What you are asked to do: Print out each record below, unaltered and complete, without its images.

── Data excerpts ──

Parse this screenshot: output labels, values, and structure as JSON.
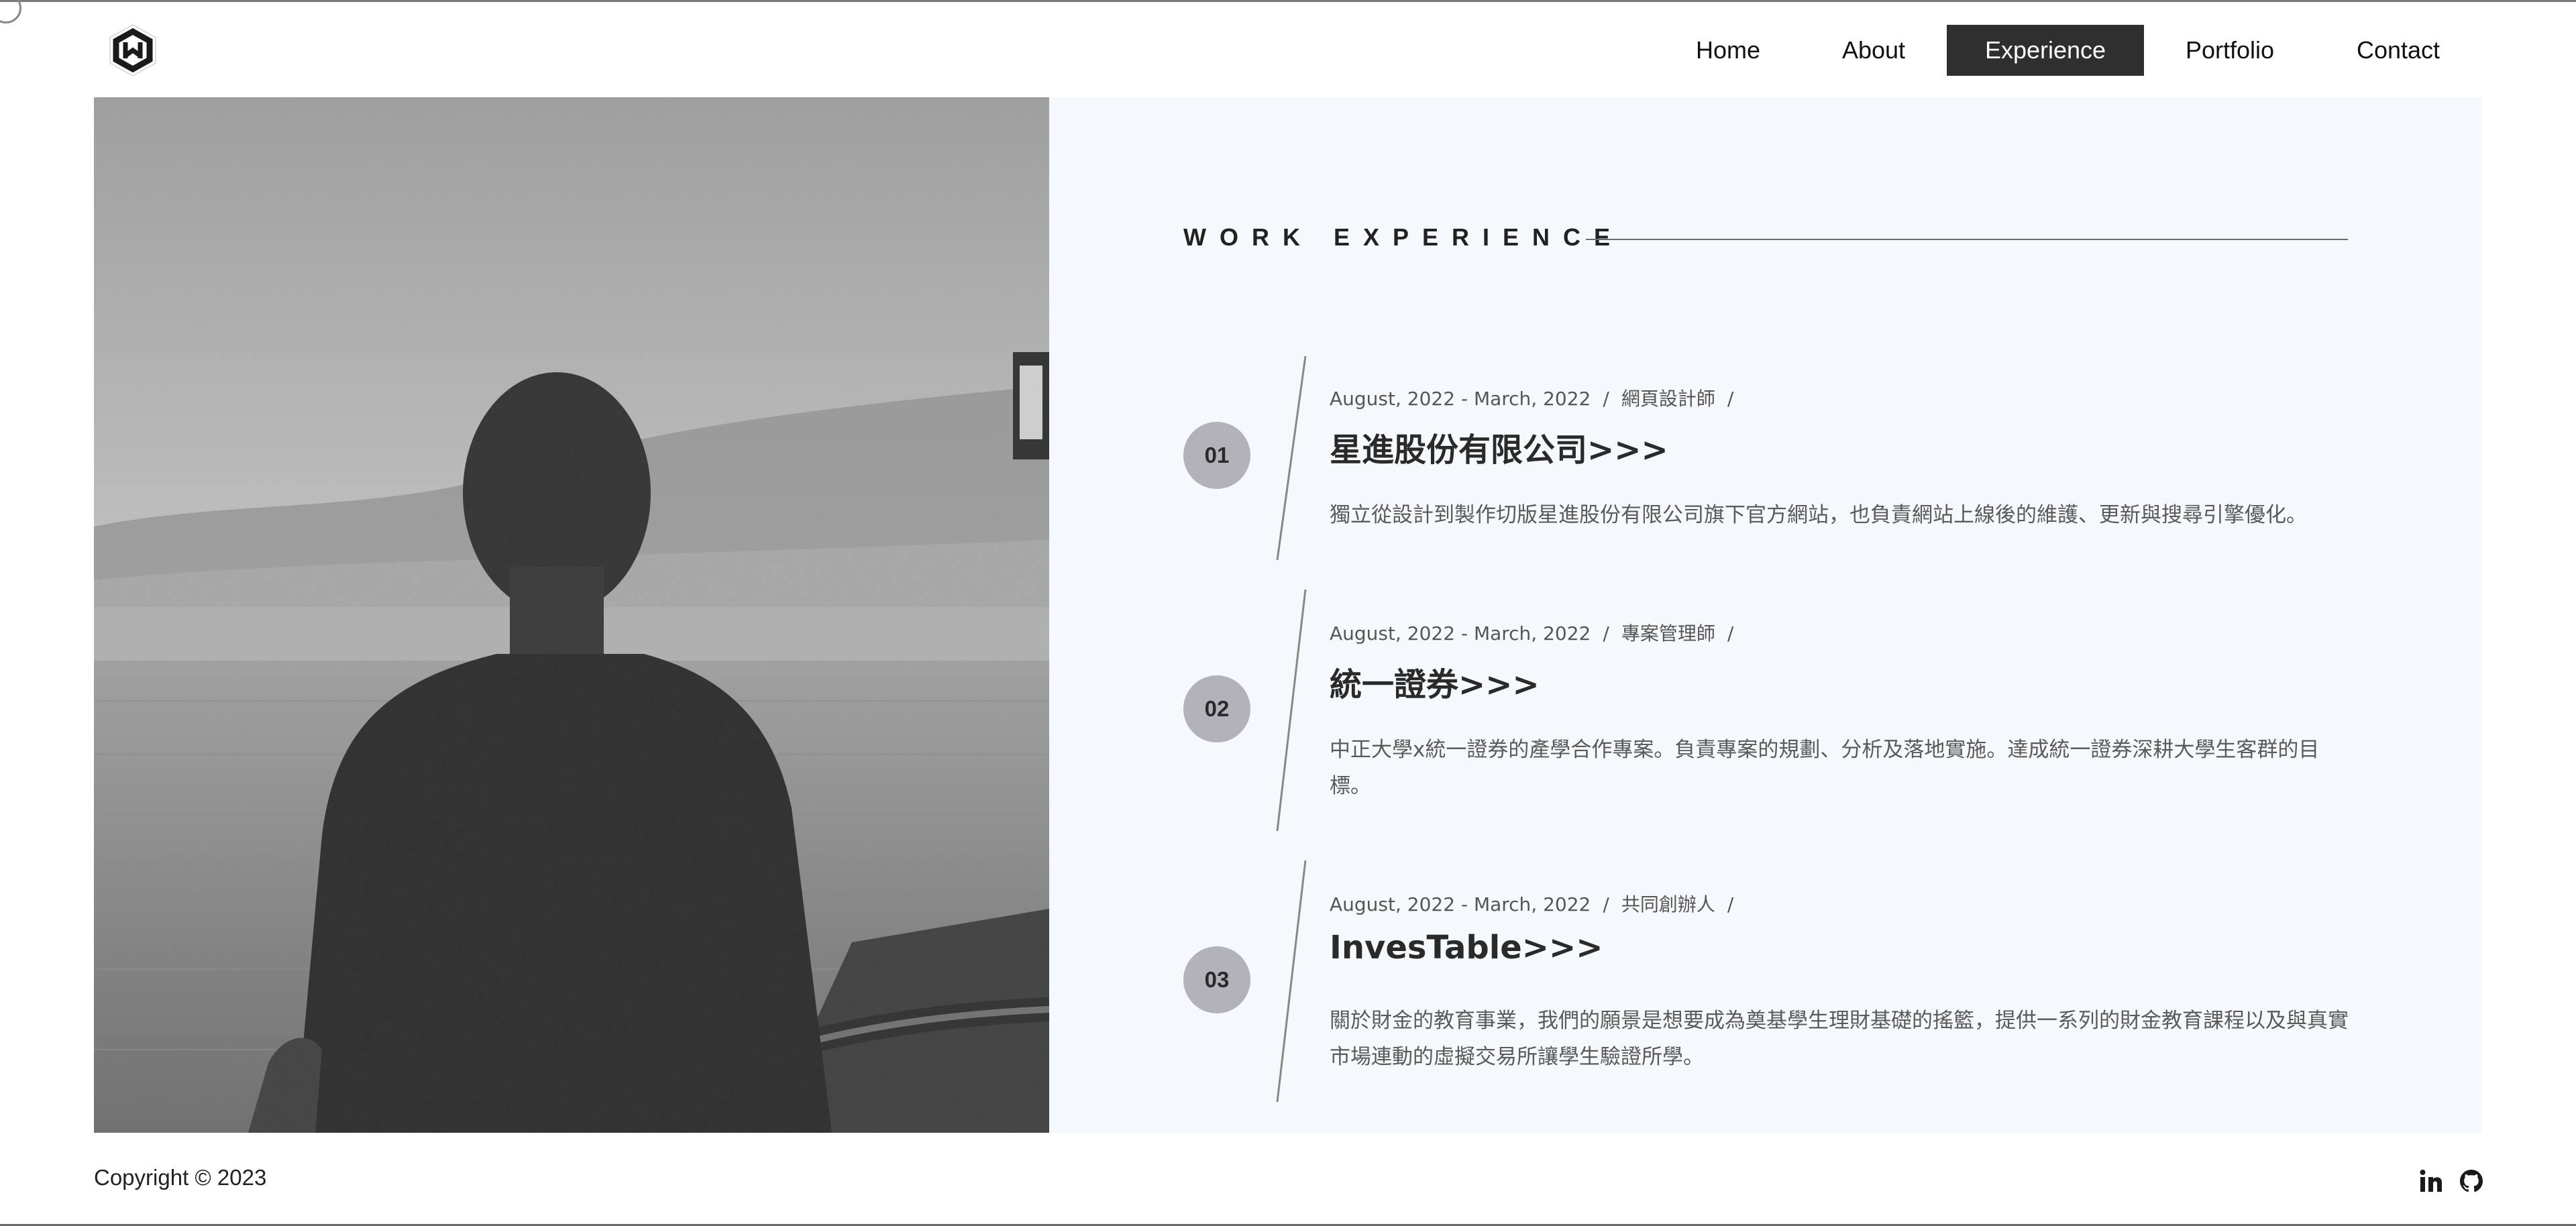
{
  "nav": {
    "items": [
      {
        "label": "Home",
        "active": false
      },
      {
        "label": "About",
        "active": false
      },
      {
        "label": "Experience",
        "active": true
      },
      {
        "label": "Portfolio",
        "active": false
      },
      {
        "label": "Contact",
        "active": false
      }
    ]
  },
  "section": {
    "title": "WORK EXPERIENCE"
  },
  "experiences": [
    {
      "number": "01",
      "dates": "August, 2022 - March, 2022",
      "role": "網頁設計師",
      "company": "星進股份有限公司>>>",
      "description": "獨立從設計到製作切版星進股份有限公司旗下官方網站，也負責網站上線後的維護、更新與搜尋引擎優化。"
    },
    {
      "number": "02",
      "dates": "August, 2022 - March, 2022",
      "role": "專案管理師",
      "company": "統一證券>>>",
      "description": "中正大學x統一證券的產學合作專案。負責專案的規劃、分析及落地實施。達成統一證券深耕大學生客群的目標。"
    },
    {
      "number": "03",
      "dates": "August, 2022 - March, 2022",
      "role": "共同創辦人",
      "company": "InvesTable>>>",
      "description": "關於財金的教育事業，我們的願景是想要成為奠基學生理財基礎的搖籃，提供一系列的財金教育課程以及與真實市場連動的虛擬交易所讓學生驗證所學。"
    }
  ],
  "footer": {
    "copyright": "Copyright © 2023",
    "social": [
      {
        "icon": "linkedin-icon"
      },
      {
        "icon": "github-icon"
      }
    ]
  },
  "colors": {
    "nav_active_bg": "#2f2f2f",
    "panel_bg": "#f5f9fc",
    "badge_bg": "#b3b1ba"
  }
}
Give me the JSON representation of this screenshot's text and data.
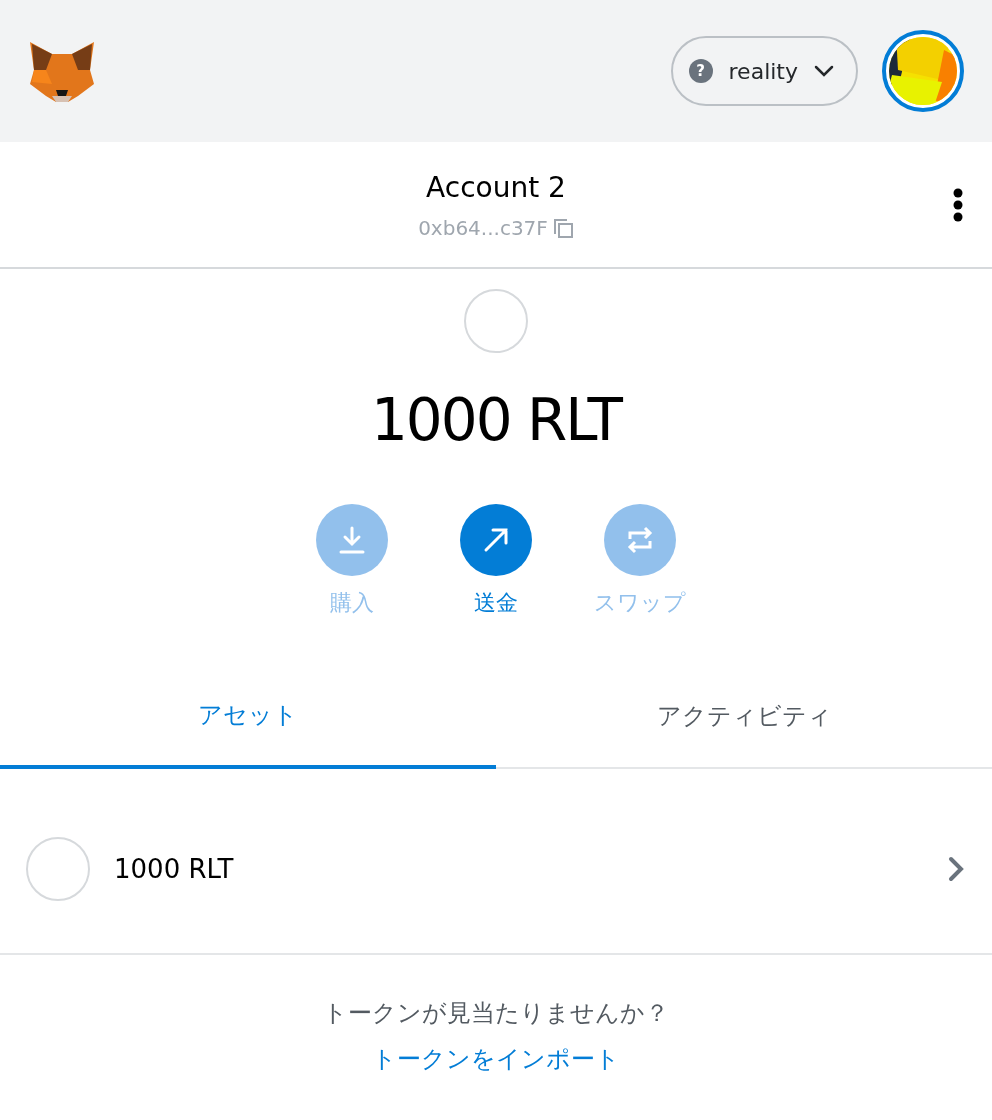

───

Answer in full:
Parse this screenshot: output labels, values, and structure as JSON.
{
  "nav": {
    "items": [
      {
        "label": "Home",
        "active": false
      },
      {
        "label": "About",
        "active": false
      },
      {
        "label": "Experience",
        "active": true
      },
      {
        "label": "Portfolio",
        "active": false
      },
      {
        "label": "Contact",
        "active": false
      }
    ]
  },
  "section": {
    "title": "WORK EXPERIENCE"
  },
  "experiences": [
    {
      "number": "01",
      "dates": "August, 2022 - March, 2022",
      "role": "網頁設計師",
      "company": "星進股份有限公司>>>",
      "description": "獨立從設計到製作切版星進股份有限公司旗下官方網站，也負責網站上線後的維護、更新與搜尋引擎優化。"
    },
    {
      "number": "02",
      "dates": "August, 2022 - March, 2022",
      "role": "專案管理師",
      "company": "統一證券>>>",
      "description": "中正大學x統一證券的產學合作專案。負責專案的規劃、分析及落地實施。達成統一證券深耕大學生客群的目標。"
    },
    {
      "number": "03",
      "dates": "August, 2022 - March, 2022",
      "role": "共同創辦人",
      "company": "InvesTable>>>",
      "description": "關於財金的教育事業，我們的願景是想要成為奠基學生理財基礎的搖籃，提供一系列的財金教育課程以及與真實市場連動的虛擬交易所讓學生驗證所學。"
    }
  ],
  "footer": {
    "copyright": "Copyright © 2023",
    "social": [
      {
        "icon": "linkedin-icon"
      },
      {
        "icon": "github-icon"
      }
    ]
  },
  "colors": {
    "nav_active_bg": "#2f2f2f",
    "panel_bg": "#f5f9fc",
    "badge_bg": "#b3b1ba"
  }
}
Give me the JSON representation of this screenshot's text and data.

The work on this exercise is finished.